• _Work instructions_: Return the lines that run from the start of the records through the line containing "workspace-folder-name: NEW FOLDER", copying each one unchanged.

• _Record list_:
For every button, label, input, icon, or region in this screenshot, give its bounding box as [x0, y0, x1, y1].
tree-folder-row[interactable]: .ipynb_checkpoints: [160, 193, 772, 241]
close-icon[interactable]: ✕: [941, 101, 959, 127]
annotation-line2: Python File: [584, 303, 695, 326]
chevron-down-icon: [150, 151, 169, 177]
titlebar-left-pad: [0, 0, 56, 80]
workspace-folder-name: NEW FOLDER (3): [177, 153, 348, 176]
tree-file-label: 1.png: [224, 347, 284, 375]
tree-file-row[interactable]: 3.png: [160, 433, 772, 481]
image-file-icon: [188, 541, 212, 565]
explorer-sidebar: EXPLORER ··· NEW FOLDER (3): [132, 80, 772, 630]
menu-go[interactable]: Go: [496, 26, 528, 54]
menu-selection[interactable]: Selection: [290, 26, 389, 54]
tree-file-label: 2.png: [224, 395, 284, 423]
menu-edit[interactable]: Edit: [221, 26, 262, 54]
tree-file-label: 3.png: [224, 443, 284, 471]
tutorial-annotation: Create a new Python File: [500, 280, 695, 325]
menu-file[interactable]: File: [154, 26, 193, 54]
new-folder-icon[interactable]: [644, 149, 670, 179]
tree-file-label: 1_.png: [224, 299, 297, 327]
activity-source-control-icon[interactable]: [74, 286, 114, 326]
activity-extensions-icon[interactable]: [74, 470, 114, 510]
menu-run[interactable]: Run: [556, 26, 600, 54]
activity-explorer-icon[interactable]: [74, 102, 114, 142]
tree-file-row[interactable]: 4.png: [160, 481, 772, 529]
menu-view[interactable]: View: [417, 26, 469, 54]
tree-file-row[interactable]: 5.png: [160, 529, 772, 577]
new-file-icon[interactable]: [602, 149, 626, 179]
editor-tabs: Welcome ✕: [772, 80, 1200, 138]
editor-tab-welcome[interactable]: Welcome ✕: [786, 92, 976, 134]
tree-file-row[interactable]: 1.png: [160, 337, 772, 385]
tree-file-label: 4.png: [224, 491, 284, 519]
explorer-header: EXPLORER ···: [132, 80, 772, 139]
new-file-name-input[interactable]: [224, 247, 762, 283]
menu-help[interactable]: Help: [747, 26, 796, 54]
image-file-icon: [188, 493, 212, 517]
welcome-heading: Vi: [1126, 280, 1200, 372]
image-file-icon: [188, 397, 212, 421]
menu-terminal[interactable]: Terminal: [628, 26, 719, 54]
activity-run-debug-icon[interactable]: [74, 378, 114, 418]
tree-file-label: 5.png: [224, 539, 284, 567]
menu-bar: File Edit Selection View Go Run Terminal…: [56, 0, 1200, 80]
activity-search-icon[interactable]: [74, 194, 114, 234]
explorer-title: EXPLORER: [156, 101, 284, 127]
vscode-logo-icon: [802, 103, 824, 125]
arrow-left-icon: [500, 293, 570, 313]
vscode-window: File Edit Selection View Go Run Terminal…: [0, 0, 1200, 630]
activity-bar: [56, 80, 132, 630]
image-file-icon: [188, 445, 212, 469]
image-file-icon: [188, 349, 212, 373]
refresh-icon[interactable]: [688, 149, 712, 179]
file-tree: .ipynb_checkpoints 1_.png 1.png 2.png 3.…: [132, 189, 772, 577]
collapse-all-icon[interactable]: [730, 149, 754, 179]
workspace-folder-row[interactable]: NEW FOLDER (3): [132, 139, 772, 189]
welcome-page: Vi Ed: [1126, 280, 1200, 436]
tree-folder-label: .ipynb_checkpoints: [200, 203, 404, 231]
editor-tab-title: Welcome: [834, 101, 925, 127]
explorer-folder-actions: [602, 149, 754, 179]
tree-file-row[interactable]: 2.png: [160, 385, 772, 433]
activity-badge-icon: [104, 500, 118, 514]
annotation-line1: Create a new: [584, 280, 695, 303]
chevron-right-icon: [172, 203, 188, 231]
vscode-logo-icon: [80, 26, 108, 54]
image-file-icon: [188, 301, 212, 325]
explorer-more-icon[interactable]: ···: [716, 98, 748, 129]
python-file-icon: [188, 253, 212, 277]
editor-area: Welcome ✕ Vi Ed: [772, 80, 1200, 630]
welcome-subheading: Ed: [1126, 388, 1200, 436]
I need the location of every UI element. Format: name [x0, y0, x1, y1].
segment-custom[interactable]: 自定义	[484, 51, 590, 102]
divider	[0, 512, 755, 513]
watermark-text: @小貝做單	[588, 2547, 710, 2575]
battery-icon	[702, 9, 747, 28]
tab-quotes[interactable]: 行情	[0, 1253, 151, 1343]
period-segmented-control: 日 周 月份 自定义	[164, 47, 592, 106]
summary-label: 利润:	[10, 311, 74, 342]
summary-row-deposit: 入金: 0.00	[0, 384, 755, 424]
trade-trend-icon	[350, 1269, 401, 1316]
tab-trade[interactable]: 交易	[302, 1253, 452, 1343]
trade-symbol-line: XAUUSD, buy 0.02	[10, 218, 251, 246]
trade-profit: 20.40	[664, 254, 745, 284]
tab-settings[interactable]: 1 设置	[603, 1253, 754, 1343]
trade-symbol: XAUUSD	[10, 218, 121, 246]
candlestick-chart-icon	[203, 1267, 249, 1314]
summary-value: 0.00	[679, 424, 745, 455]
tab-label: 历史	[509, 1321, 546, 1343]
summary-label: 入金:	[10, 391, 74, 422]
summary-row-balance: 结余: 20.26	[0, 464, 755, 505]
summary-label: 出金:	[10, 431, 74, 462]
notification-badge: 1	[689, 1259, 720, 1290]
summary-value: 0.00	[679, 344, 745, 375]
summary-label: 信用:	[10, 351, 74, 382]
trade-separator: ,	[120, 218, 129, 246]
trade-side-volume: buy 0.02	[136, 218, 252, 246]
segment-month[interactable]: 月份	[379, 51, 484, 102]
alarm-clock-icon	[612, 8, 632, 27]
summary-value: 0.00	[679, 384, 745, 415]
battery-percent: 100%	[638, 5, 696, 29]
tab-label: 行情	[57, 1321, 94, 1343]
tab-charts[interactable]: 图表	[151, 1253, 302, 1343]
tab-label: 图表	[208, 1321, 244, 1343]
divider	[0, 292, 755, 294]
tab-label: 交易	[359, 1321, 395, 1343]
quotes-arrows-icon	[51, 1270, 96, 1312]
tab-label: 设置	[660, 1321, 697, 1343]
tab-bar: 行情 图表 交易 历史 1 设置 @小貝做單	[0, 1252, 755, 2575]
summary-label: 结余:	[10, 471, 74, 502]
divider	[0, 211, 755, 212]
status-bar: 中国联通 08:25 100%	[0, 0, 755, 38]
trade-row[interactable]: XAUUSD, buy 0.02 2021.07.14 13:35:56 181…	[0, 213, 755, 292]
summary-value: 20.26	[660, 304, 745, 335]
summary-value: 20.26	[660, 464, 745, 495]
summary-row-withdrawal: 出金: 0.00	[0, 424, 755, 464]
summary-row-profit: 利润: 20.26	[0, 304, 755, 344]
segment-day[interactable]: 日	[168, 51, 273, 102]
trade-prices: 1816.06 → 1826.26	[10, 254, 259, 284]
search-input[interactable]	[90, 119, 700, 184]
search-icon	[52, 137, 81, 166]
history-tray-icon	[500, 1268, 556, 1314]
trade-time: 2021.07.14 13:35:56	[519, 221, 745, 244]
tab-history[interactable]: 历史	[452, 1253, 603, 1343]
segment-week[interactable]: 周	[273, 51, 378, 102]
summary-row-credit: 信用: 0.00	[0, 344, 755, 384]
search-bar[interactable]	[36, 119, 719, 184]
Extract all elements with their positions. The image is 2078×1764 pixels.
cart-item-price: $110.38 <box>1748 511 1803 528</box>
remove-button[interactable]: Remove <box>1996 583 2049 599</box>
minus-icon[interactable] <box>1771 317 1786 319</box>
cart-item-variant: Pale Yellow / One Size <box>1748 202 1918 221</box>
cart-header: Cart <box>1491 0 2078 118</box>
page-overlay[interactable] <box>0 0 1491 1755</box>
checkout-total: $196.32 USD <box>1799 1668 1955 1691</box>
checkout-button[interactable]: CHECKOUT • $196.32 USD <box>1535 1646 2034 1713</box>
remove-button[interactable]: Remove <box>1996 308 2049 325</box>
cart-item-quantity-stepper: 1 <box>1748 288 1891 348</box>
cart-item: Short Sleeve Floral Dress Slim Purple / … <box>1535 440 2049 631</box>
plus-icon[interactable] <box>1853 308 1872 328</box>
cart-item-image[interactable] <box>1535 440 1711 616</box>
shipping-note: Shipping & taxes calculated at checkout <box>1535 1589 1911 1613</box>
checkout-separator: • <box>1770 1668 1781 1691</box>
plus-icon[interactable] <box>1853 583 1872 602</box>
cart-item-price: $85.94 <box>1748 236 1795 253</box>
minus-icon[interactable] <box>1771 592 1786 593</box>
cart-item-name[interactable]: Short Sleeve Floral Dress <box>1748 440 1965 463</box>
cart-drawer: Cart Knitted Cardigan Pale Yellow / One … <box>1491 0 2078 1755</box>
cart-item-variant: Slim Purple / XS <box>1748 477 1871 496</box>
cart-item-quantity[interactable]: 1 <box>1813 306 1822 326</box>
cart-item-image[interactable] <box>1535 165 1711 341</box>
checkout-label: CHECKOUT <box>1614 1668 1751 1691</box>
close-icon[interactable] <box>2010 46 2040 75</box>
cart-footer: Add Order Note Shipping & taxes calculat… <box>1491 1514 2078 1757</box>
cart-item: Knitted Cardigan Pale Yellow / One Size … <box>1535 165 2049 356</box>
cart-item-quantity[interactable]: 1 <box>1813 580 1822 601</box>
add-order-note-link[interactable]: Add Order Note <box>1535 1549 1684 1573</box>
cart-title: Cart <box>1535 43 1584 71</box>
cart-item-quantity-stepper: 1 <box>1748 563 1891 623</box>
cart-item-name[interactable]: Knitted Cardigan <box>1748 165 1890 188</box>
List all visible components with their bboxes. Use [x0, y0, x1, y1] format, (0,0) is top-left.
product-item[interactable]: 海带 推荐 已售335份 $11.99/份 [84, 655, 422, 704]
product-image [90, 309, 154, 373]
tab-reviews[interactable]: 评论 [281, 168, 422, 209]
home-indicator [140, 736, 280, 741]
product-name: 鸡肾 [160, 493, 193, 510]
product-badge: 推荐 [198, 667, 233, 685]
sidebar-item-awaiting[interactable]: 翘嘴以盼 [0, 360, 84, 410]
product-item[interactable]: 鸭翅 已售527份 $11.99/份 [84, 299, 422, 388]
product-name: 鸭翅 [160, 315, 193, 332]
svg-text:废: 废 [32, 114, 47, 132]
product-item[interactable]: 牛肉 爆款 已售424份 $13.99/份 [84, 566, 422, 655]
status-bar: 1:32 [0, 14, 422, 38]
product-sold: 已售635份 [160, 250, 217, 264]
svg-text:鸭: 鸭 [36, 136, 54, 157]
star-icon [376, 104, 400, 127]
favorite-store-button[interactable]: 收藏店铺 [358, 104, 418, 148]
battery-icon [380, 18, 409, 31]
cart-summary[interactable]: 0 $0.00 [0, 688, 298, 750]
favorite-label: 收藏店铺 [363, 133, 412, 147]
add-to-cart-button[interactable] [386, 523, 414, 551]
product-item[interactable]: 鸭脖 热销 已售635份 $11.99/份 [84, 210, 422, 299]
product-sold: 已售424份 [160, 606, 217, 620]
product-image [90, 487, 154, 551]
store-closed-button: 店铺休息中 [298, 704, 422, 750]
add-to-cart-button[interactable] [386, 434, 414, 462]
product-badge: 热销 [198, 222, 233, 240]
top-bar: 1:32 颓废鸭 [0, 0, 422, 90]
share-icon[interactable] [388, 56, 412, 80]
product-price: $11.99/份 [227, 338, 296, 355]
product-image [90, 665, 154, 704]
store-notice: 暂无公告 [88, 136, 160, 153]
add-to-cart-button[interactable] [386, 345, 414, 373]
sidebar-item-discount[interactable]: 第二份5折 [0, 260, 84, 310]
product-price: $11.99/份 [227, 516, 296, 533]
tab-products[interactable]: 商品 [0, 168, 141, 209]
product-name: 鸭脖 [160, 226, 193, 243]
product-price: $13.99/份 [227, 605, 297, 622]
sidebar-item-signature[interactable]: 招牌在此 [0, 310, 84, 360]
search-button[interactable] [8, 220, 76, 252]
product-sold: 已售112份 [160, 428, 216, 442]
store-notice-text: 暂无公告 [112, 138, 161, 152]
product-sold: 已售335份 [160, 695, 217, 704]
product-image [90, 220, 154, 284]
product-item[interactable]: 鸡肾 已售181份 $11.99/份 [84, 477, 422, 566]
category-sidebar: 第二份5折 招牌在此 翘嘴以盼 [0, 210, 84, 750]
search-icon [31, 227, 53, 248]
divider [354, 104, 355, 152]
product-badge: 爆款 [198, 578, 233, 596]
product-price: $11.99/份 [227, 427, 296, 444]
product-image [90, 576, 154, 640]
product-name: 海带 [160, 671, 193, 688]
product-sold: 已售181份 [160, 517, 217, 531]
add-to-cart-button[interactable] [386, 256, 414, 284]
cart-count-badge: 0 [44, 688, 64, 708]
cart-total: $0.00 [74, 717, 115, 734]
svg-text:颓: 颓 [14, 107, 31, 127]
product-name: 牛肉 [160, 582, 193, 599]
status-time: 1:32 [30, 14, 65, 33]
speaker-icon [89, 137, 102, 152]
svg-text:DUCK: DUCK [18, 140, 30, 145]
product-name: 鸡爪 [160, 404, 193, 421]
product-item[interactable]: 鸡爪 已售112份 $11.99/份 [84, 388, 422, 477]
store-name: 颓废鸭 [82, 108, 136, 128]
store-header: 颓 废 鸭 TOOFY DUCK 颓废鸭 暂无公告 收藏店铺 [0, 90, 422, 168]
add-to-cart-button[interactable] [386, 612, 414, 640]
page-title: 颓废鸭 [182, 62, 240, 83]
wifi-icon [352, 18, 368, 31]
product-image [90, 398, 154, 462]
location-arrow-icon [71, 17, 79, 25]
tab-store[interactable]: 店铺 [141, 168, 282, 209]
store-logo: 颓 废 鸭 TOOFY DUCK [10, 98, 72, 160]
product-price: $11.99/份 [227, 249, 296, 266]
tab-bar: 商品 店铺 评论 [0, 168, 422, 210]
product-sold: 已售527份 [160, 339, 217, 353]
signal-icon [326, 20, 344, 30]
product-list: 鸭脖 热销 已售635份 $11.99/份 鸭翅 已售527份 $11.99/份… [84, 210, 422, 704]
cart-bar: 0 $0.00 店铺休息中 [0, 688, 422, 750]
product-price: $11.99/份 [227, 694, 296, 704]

• _Expected output_:
For every button, label, input, icon, or region in this screenshot, give its bounding box as [x0, y0, x1, y1].
tree-folder-row[interactable]: .ipynb_checkpoints: [160, 193, 772, 241]
close-icon[interactable]: ✕: [941, 101, 959, 127]
annotation-line2: Python File: [584, 303, 695, 326]
chevron-down-icon: [150, 151, 169, 177]
titlebar-left-pad: [0, 0, 56, 80]
workspace-folder-name: NEW FOLDER (3): [177, 153, 348, 176]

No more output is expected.